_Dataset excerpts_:
## START
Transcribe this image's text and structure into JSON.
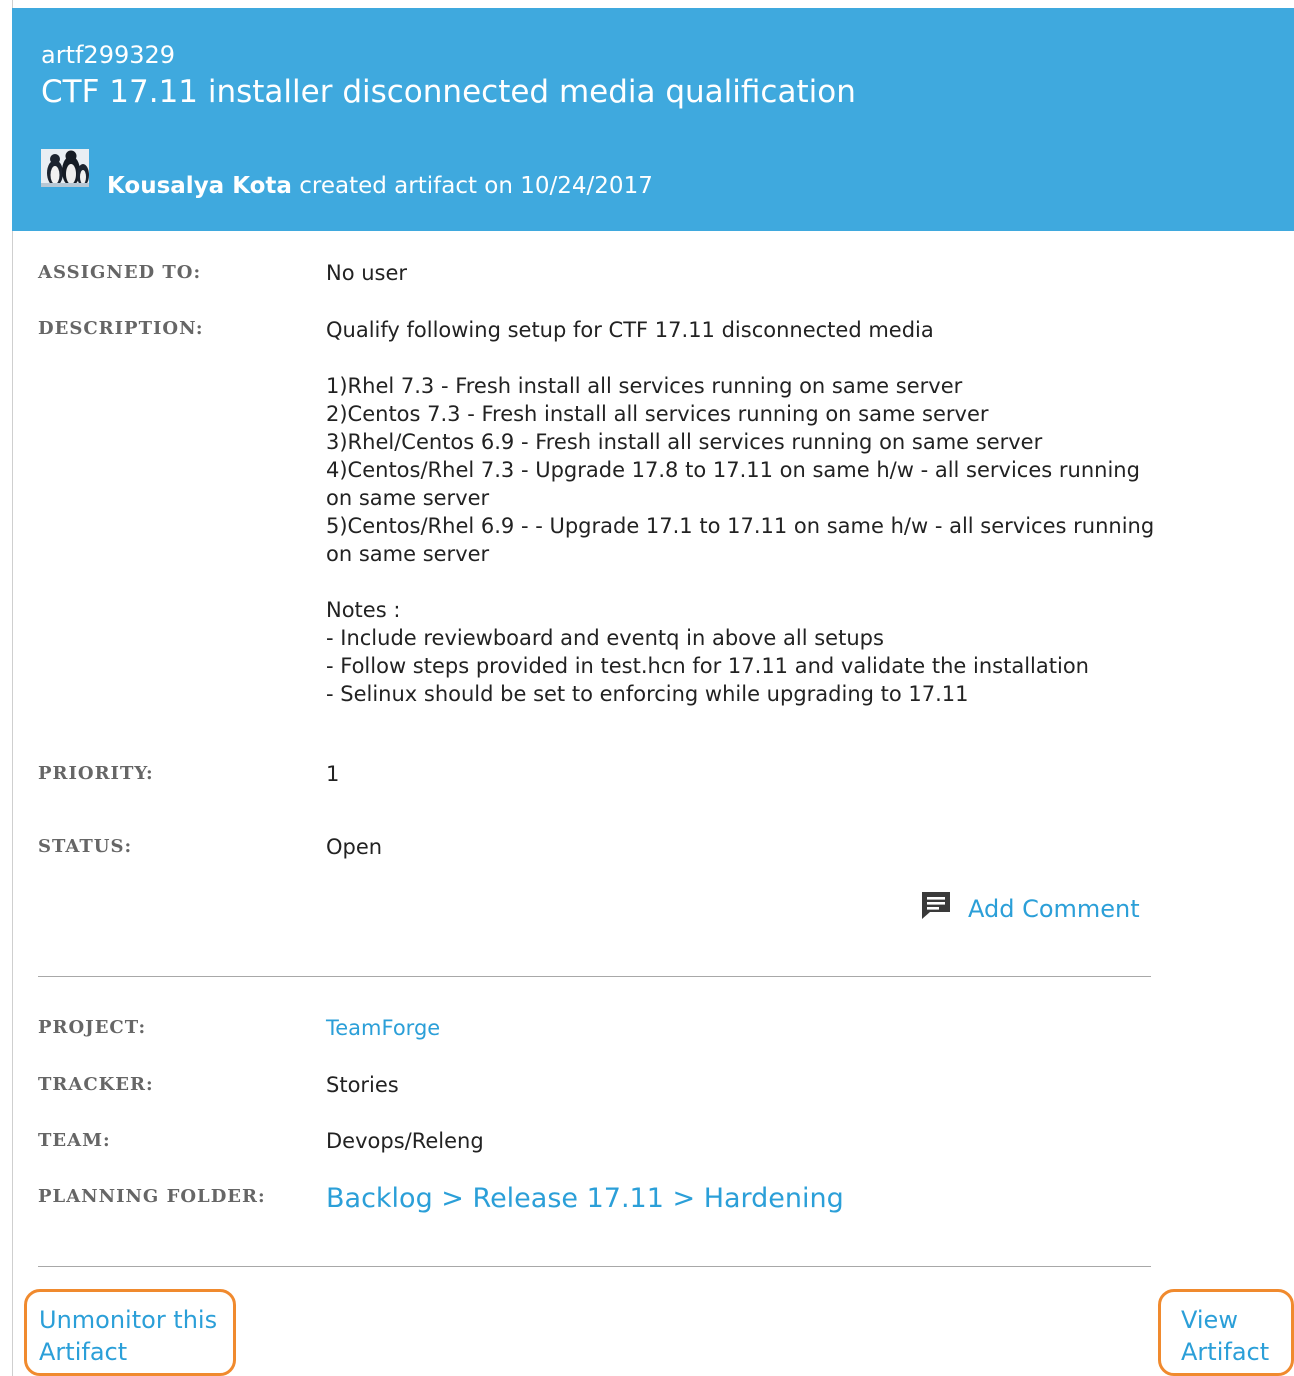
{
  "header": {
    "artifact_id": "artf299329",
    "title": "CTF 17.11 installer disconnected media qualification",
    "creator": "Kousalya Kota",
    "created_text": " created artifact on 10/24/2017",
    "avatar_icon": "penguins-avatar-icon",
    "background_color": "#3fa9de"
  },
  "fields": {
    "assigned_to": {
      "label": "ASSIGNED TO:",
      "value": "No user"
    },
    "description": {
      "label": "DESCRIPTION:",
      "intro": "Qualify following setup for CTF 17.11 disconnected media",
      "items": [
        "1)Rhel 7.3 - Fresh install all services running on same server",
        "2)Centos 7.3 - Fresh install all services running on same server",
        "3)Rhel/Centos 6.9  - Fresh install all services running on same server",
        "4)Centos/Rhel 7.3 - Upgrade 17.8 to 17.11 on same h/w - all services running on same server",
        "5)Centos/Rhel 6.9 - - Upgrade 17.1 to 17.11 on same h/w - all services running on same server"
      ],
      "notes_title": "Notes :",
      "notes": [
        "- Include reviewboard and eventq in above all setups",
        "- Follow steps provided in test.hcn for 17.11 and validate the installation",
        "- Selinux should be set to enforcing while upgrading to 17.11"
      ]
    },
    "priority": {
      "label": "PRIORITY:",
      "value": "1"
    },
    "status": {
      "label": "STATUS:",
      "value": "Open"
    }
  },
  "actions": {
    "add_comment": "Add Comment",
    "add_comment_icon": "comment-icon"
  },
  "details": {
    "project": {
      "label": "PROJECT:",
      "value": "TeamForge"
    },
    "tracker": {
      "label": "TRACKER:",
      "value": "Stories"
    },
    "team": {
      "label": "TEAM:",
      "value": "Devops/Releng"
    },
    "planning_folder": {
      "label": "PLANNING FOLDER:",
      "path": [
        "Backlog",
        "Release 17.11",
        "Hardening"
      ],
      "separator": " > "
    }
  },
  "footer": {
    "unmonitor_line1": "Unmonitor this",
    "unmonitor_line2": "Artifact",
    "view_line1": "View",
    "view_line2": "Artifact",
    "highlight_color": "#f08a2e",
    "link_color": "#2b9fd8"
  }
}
## END
## START
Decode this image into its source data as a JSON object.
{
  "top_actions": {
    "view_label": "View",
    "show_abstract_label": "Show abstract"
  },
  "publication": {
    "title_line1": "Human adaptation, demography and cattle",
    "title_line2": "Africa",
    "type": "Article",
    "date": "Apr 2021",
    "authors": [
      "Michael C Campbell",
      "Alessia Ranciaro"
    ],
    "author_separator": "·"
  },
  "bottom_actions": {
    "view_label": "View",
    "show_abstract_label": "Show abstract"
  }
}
## END
## START
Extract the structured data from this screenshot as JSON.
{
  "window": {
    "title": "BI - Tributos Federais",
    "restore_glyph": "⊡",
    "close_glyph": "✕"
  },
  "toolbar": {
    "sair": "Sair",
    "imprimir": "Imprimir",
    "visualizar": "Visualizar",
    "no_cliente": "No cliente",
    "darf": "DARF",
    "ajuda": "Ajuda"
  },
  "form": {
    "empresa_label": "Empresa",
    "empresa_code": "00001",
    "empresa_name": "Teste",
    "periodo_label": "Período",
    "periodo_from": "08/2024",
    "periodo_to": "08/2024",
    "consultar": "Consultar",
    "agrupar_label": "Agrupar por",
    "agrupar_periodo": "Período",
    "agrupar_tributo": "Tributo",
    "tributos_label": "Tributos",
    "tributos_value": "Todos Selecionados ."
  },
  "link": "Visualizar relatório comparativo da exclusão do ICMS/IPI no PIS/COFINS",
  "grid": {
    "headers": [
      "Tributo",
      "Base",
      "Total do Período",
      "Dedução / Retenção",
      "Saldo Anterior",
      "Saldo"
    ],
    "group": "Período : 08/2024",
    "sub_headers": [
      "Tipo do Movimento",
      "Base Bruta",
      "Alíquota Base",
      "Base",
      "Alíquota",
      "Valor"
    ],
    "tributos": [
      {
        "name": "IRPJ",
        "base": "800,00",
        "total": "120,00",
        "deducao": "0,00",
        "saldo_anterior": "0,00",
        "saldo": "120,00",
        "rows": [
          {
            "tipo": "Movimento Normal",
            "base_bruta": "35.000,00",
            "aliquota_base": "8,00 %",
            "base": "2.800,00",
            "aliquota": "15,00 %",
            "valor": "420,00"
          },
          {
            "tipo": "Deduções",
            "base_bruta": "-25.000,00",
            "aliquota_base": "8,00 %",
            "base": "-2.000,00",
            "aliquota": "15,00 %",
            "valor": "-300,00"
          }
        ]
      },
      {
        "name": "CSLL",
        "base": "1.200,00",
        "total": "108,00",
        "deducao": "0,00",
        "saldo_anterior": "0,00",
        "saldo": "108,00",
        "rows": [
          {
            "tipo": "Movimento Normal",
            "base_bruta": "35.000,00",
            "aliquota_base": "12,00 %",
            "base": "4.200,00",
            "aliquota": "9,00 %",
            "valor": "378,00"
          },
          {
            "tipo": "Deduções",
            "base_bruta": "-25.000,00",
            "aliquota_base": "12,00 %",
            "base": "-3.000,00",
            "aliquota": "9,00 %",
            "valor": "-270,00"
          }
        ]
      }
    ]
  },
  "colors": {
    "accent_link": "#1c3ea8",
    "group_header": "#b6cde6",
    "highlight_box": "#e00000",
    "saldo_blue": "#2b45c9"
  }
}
## END
_WHAT IS REQUIRED_: Of all the lines in the data above, state how many include "JSON". Say only the number.

_SOLUTION FOR THIS EXERCISE_: 3